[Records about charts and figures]
--- start ---

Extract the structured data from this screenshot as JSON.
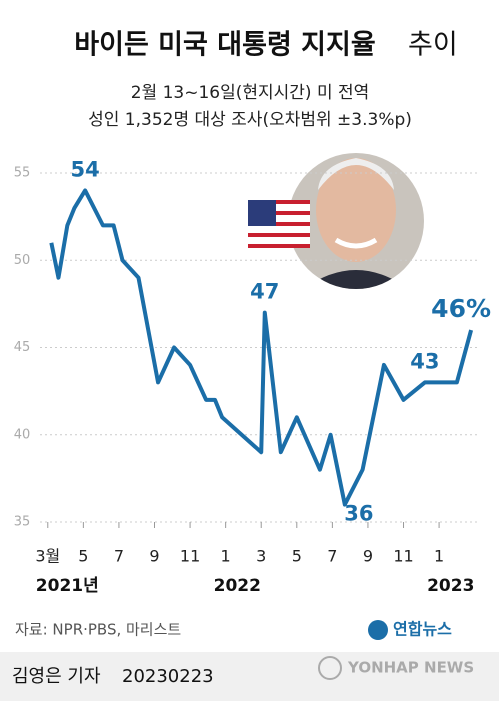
{
  "chart_data": {
    "type": "line",
    "title": "바이든 미국 대통령 지지율",
    "title_suffix": "추이",
    "subtitle": [
      "2월 13~16일(현지시간) 미 전역",
      "성인 1,352명 대상 조사(오차범위 ±3.3%p)"
    ],
    "x": [
      0.2,
      0.6,
      1.1,
      1.5,
      2.1,
      2.6,
      3.1,
      3.7,
      4.2,
      5.1,
      6.2,
      7.1,
      8.0,
      8.9,
      9.4,
      9.8,
      12.0,
      12.2,
      13.1,
      14.0,
      15.3,
      15.9,
      16.7,
      17.7,
      18.9,
      20.0,
      21.2,
      22.2,
      23.0,
      23.8
    ],
    "values": [
      51,
      49,
      52,
      53,
      54,
      53,
      52,
      52,
      50,
      49,
      43,
      45,
      44,
      42,
      42,
      41,
      39,
      47,
      39,
      41,
      38,
      40,
      36,
      38,
      44,
      42,
      43,
      43,
      43,
      46
    ],
    "value_labels": [
      null,
      null,
      null,
      null,
      "54",
      null,
      null,
      null,
      null,
      null,
      null,
      null,
      null,
      null,
      null,
      null,
      null,
      "47",
      null,
      null,
      null,
      null,
      "36",
      null,
      null,
      null,
      "43",
      null,
      null,
      "46%"
    ],
    "color": "#1b6ea8",
    "xlim": [
      -1,
      24.3
    ],
    "xticks": [
      {
        "value": 0,
        "label": "3월"
      },
      {
        "value": 2,
        "label": "5"
      },
      {
        "value": 4,
        "label": "7"
      },
      {
        "value": 6,
        "label": "9"
      },
      {
        "value": 8,
        "label": "11"
      },
      {
        "value": 10,
        "label": "1"
      },
      {
        "value": 12,
        "label": "3"
      },
      {
        "value": 14,
        "label": "5"
      },
      {
        "value": 16,
        "label": "7"
      },
      {
        "value": 18,
        "label": "9"
      },
      {
        "value": 20,
        "label": "11"
      },
      {
        "value": 22,
        "label": "1"
      }
    ],
    "year_labels": [
      {
        "value": 0,
        "label": "2021년"
      },
      {
        "value": 10,
        "label": "2022"
      },
      {
        "value": 22,
        "label": "2023"
      }
    ],
    "ylim": [
      35,
      55
    ],
    "yticks": [
      35,
      40,
      45,
      50,
      55
    ],
    "grid": true,
    "source": "자료: NPR·PBS, 마리스트",
    "logo": "연합뉴스",
    "credit": "김영은 기자",
    "date": "20230223",
    "agency": "YONHAP NEWS"
  }
}
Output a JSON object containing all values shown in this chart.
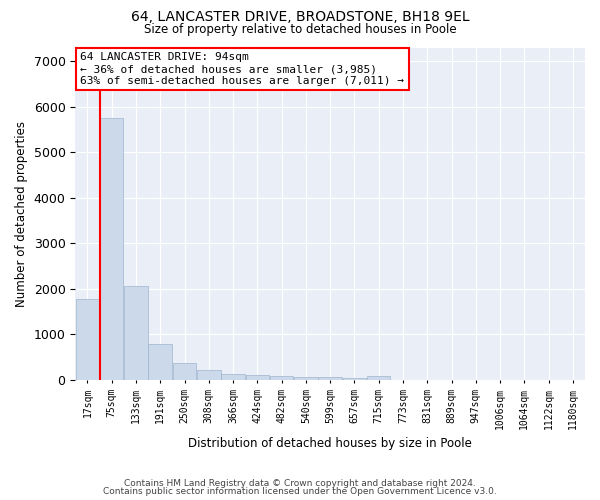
{
  "title_line1": "64, LANCASTER DRIVE, BROADSTONE, BH18 9EL",
  "title_line2": "Size of property relative to detached houses in Poole",
  "xlabel": "Distribution of detached houses by size in Poole",
  "ylabel": "Number of detached properties",
  "categories": [
    "17sqm",
    "75sqm",
    "133sqm",
    "191sqm",
    "250sqm",
    "308sqm",
    "366sqm",
    "424sqm",
    "482sqm",
    "540sqm",
    "599sqm",
    "657sqm",
    "715sqm",
    "773sqm",
    "831sqm",
    "889sqm",
    "947sqm",
    "1006sqm",
    "1064sqm",
    "1122sqm",
    "1180sqm"
  ],
  "values": [
    1780,
    5750,
    2060,
    780,
    370,
    210,
    135,
    105,
    90,
    70,
    55,
    50,
    80,
    0,
    0,
    0,
    0,
    0,
    0,
    0,
    0
  ],
  "bar_color": "#ccd9ea",
  "bar_edgecolor": "#9db4ce",
  "vline_x": 1.0,
  "annotation_text": "64 LANCASTER DRIVE: 94sqm\n← 36% of detached houses are smaller (3,985)\n63% of semi-detached houses are larger (7,011) →",
  "annotation_box_color": "white",
  "annotation_box_edgecolor": "red",
  "vline_color": "red",
  "ylim": [
    0,
    7300
  ],
  "yticks": [
    0,
    1000,
    2000,
    3000,
    4000,
    5000,
    6000,
    7000
  ],
  "background_color": "#eaeff7",
  "grid_color": "white",
  "footer_line1": "Contains HM Land Registry data © Crown copyright and database right 2024.",
  "footer_line2": "Contains public sector information licensed under the Open Government Licence v3.0."
}
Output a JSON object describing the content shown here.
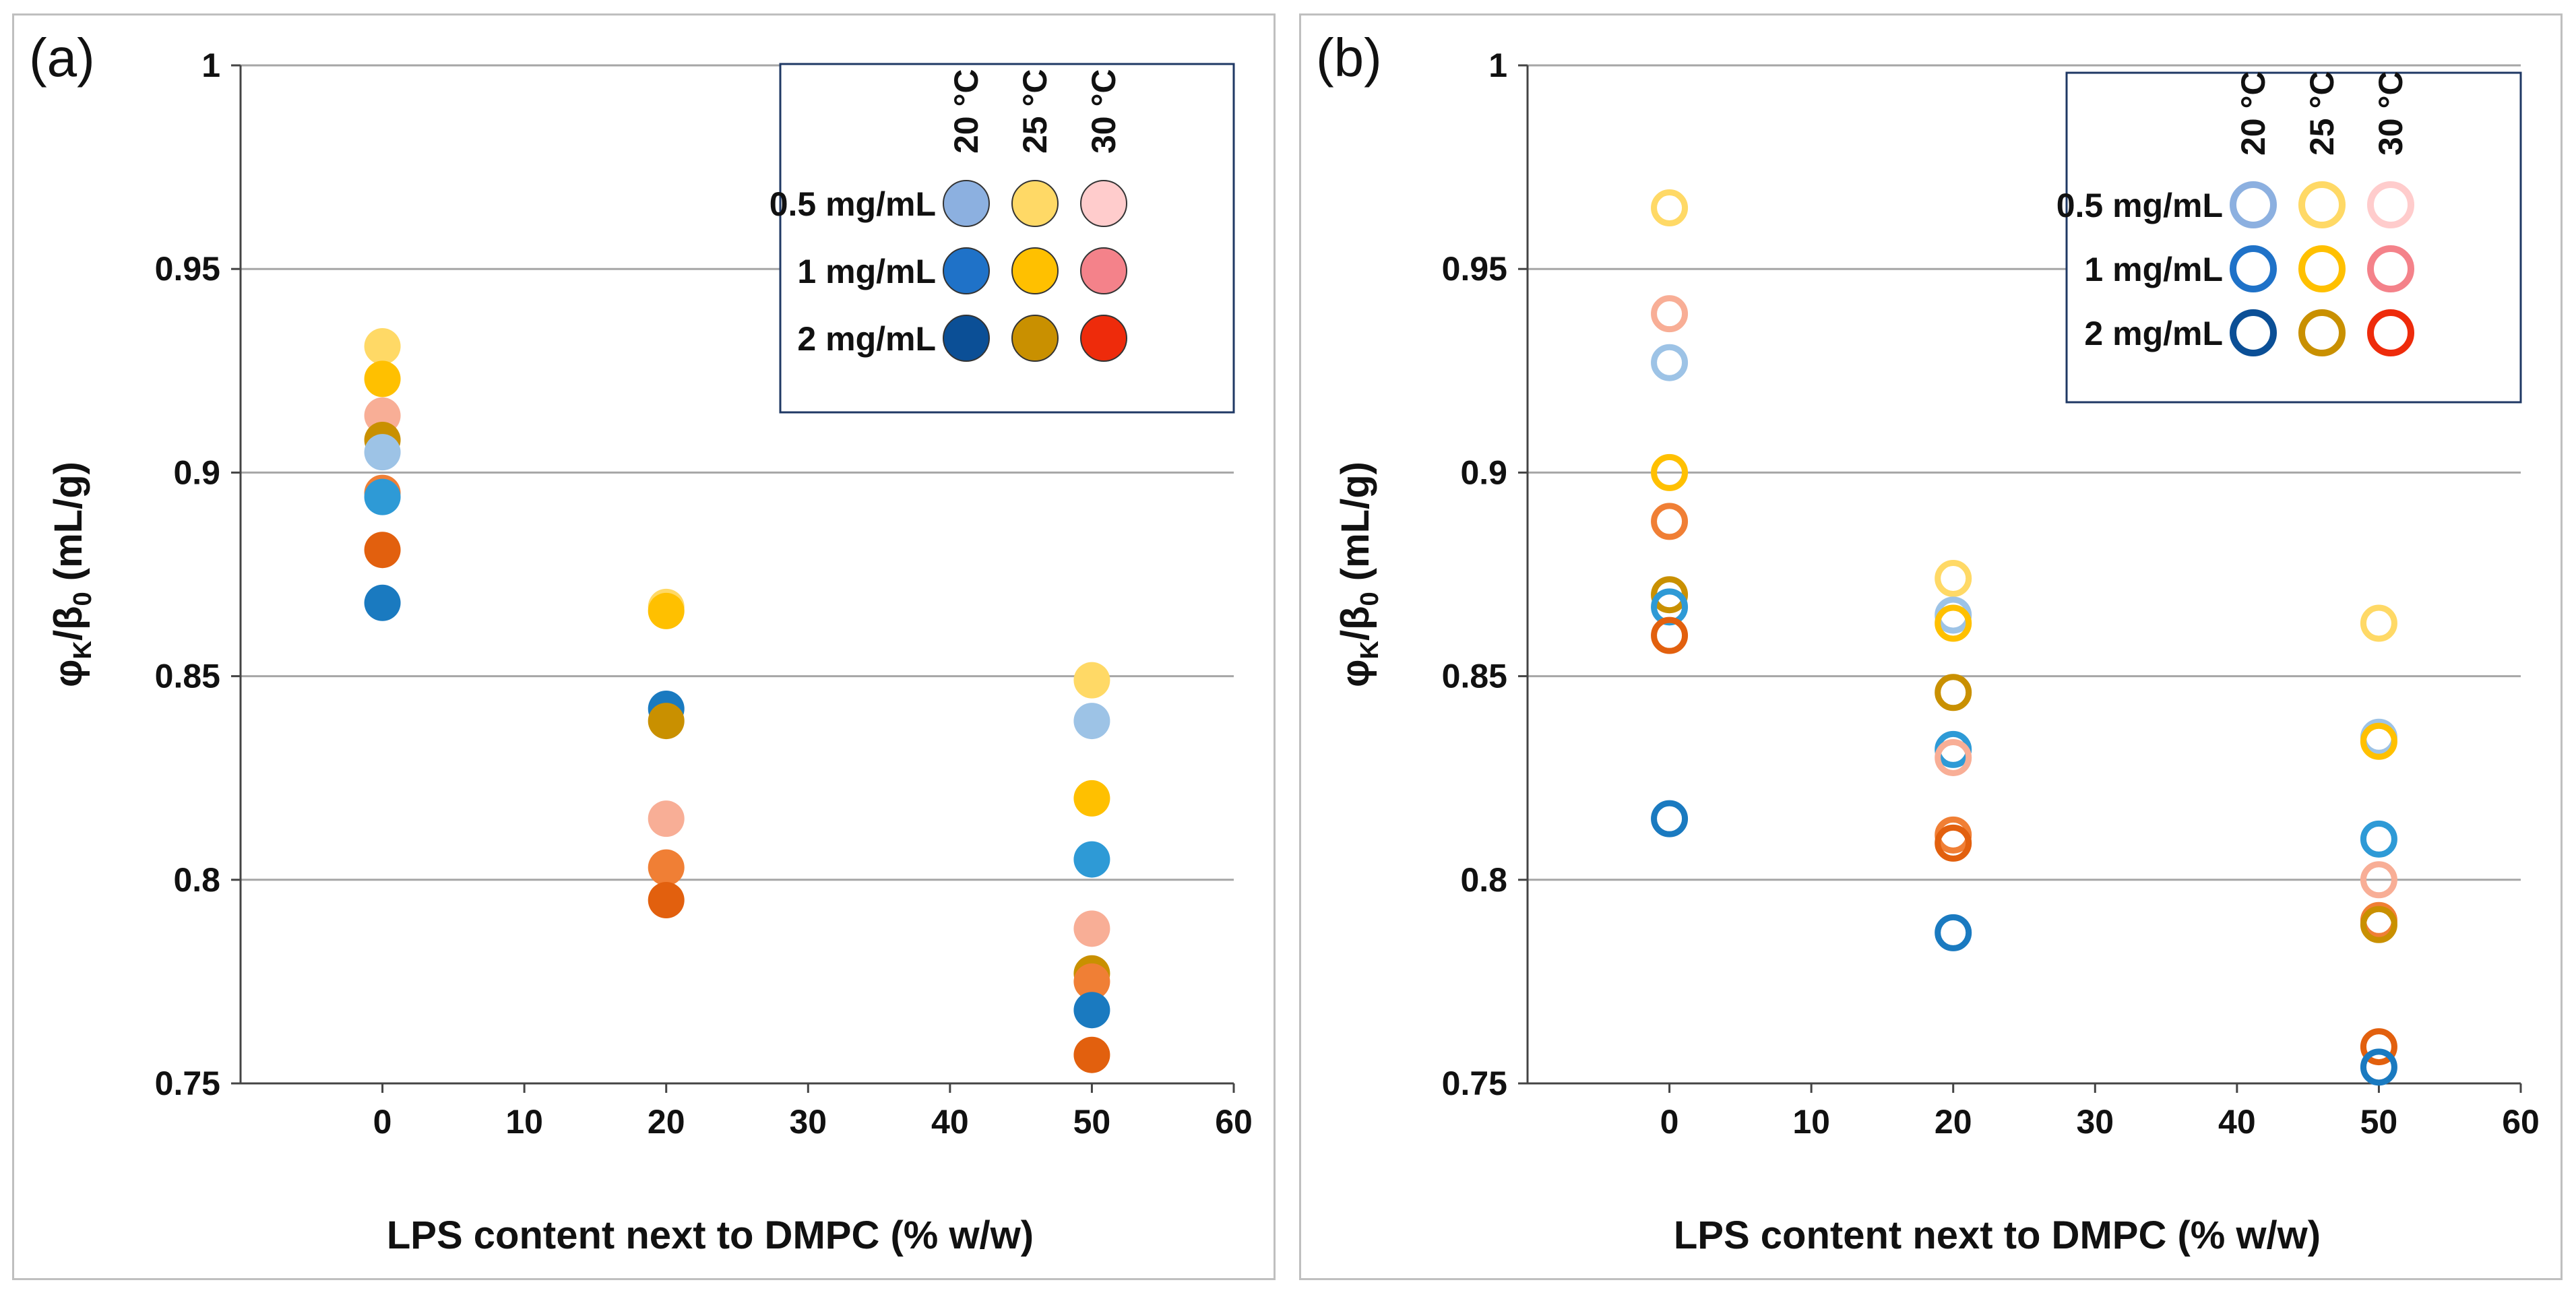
{
  "chart_data": [
    {
      "type": "scatter",
      "panel_label": "(a)",
      "marker": "filled",
      "xlabel": "LPS content next to DMPC (% w/w)",
      "ylabel_main": "φ",
      "ylabel_sub1": "K",
      "ylabel_mid": "/β",
      "ylabel_sub2": "0",
      "ylabel_unit": " (mL/g)",
      "xlim": [
        -10,
        60
      ],
      "ylim": [
        0.75,
        1
      ],
      "x_ticks": [
        "0",
        "10",
        "20",
        "30",
        "40",
        "50",
        "60"
      ],
      "y_ticks": [
        "0.75",
        "0.8",
        "0.85",
        "0.9",
        "0.95",
        "1"
      ],
      "legend": {
        "columns": [
          "20 °C",
          "25 °C",
          "30 °C"
        ],
        "rows": [
          "0.5 mg/mL",
          "1 mg/mL",
          "2 mg/mL"
        ],
        "colors": [
          [
            "#8cb0e0",
            "#ffd966",
            "#ffcccc"
          ],
          [
            "#1f72c8",
            "#ffc000",
            "#f4828a"
          ],
          [
            "#0b4f96",
            "#c99000",
            "#ee2b0b"
          ]
        ]
      },
      "points": [
        {
          "x": 0,
          "y": 0.931,
          "color": "#ffd966"
        },
        {
          "x": 0,
          "y": 0.923,
          "color": "#ffc000"
        },
        {
          "x": 0,
          "y": 0.914,
          "color": "#f8ae96"
        },
        {
          "x": 0,
          "y": 0.908,
          "color": "#c99000"
        },
        {
          "x": 0,
          "y": 0.905,
          "color": "#9dc3e6"
        },
        {
          "x": 0,
          "y": 0.895,
          "color": "#f07f35"
        },
        {
          "x": 0,
          "y": 0.894,
          "color": "#2e9ad6"
        },
        {
          "x": 0,
          "y": 0.881,
          "color": "#e2600e"
        },
        {
          "x": 0,
          "y": 0.868,
          "color": "#1a7ac0"
        },
        {
          "x": 20,
          "y": 0.867,
          "color": "#ffd966"
        },
        {
          "x": 20,
          "y": 0.866,
          "color": "#ffc000"
        },
        {
          "x": 20,
          "y": 0.842,
          "color": "#1a7ac0"
        },
        {
          "x": 20,
          "y": 0.839,
          "color": "#c99000"
        },
        {
          "x": 20,
          "y": 0.815,
          "color": "#f8ae96"
        },
        {
          "x": 20,
          "y": 0.803,
          "color": "#f07f35"
        },
        {
          "x": 20,
          "y": 0.795,
          "color": "#e2600e"
        },
        {
          "x": 50,
          "y": 0.849,
          "color": "#ffd966"
        },
        {
          "x": 50,
          "y": 0.839,
          "color": "#9dc3e6"
        },
        {
          "x": 50,
          "y": 0.82,
          "color": "#ffc000"
        },
        {
          "x": 50,
          "y": 0.805,
          "color": "#2e9ad6"
        },
        {
          "x": 50,
          "y": 0.788,
          "color": "#f8ae96"
        },
        {
          "x": 50,
          "y": 0.777,
          "color": "#c99000"
        },
        {
          "x": 50,
          "y": 0.775,
          "color": "#f07f35"
        },
        {
          "x": 50,
          "y": 0.768,
          "color": "#1a7ac0"
        },
        {
          "x": 50,
          "y": 0.757,
          "color": "#e2600e"
        }
      ]
    },
    {
      "type": "scatter",
      "panel_label": "(b)",
      "marker": "open",
      "xlabel": "LPS content next to DMPC (% w/w)",
      "ylabel_main": "φ",
      "ylabel_sub1": "K",
      "ylabel_mid": "/β",
      "ylabel_sub2": "0",
      "ylabel_unit": " (mL/g)",
      "xlim": [
        -10,
        60
      ],
      "ylim": [
        0.75,
        1
      ],
      "x_ticks": [
        "0",
        "10",
        "20",
        "30",
        "40",
        "50",
        "60"
      ],
      "y_ticks": [
        "0.75",
        "0.8",
        "0.85",
        "0.9",
        "0.95",
        "1"
      ],
      "legend": {
        "columns": [
          "20 °C",
          "25 °C",
          "30 °C"
        ],
        "rows": [
          "0.5 mg/mL",
          "1 mg/mL",
          "2 mg/mL"
        ],
        "colors": [
          [
            "#8cb0e0",
            "#ffd966",
            "#ffcccc"
          ],
          [
            "#1f72c8",
            "#ffc000",
            "#f4828a"
          ],
          [
            "#0b4f96",
            "#c99000",
            "#ee2b0b"
          ]
        ]
      },
      "points": [
        {
          "x": 0,
          "y": 0.965,
          "color": "#ffd966"
        },
        {
          "x": 0,
          "y": 0.939,
          "color": "#f8ae96"
        },
        {
          "x": 0,
          "y": 0.927,
          "color": "#9dc3e6"
        },
        {
          "x": 0,
          "y": 0.9,
          "color": "#ffc000"
        },
        {
          "x": 0,
          "y": 0.888,
          "color": "#f07f35"
        },
        {
          "x": 0,
          "y": 0.87,
          "color": "#c99000"
        },
        {
          "x": 0,
          "y": 0.867,
          "color": "#2e9ad6"
        },
        {
          "x": 0,
          "y": 0.86,
          "color": "#e2600e"
        },
        {
          "x": 0,
          "y": 0.815,
          "color": "#1a7ac0"
        },
        {
          "x": 20,
          "y": 0.874,
          "color": "#ffd966"
        },
        {
          "x": 20,
          "y": 0.865,
          "color": "#9dc3e6"
        },
        {
          "x": 20,
          "y": 0.863,
          "color": "#ffc000"
        },
        {
          "x": 20,
          "y": 0.846,
          "color": "#c99000"
        },
        {
          "x": 20,
          "y": 0.832,
          "color": "#2e9ad6"
        },
        {
          "x": 20,
          "y": 0.83,
          "color": "#f8ae96"
        },
        {
          "x": 20,
          "y": 0.811,
          "color": "#f07f35"
        },
        {
          "x": 20,
          "y": 0.809,
          "color": "#e2600e"
        },
        {
          "x": 20,
          "y": 0.787,
          "color": "#1a7ac0"
        },
        {
          "x": 50,
          "y": 0.863,
          "color": "#ffd966"
        },
        {
          "x": 50,
          "y": 0.835,
          "color": "#9dc3e6"
        },
        {
          "x": 50,
          "y": 0.834,
          "color": "#ffc000"
        },
        {
          "x": 50,
          "y": 0.81,
          "color": "#2e9ad6"
        },
        {
          "x": 50,
          "y": 0.8,
          "color": "#f8ae96"
        },
        {
          "x": 50,
          "y": 0.79,
          "color": "#f07f35"
        },
        {
          "x": 50,
          "y": 0.789,
          "color": "#c99000"
        },
        {
          "x": 50,
          "y": 0.759,
          "color": "#e2600e"
        },
        {
          "x": 50,
          "y": 0.754,
          "color": "#1a7ac0"
        }
      ]
    }
  ]
}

--- end ---

**Task:** Whichever lines contain the string "Poole", select and copy them.

**Solution for this task:**
  "title_line2": "Size of property relative to detached houses in Poole",
  "xlabel": "Distribution of detached houses by size in Poole",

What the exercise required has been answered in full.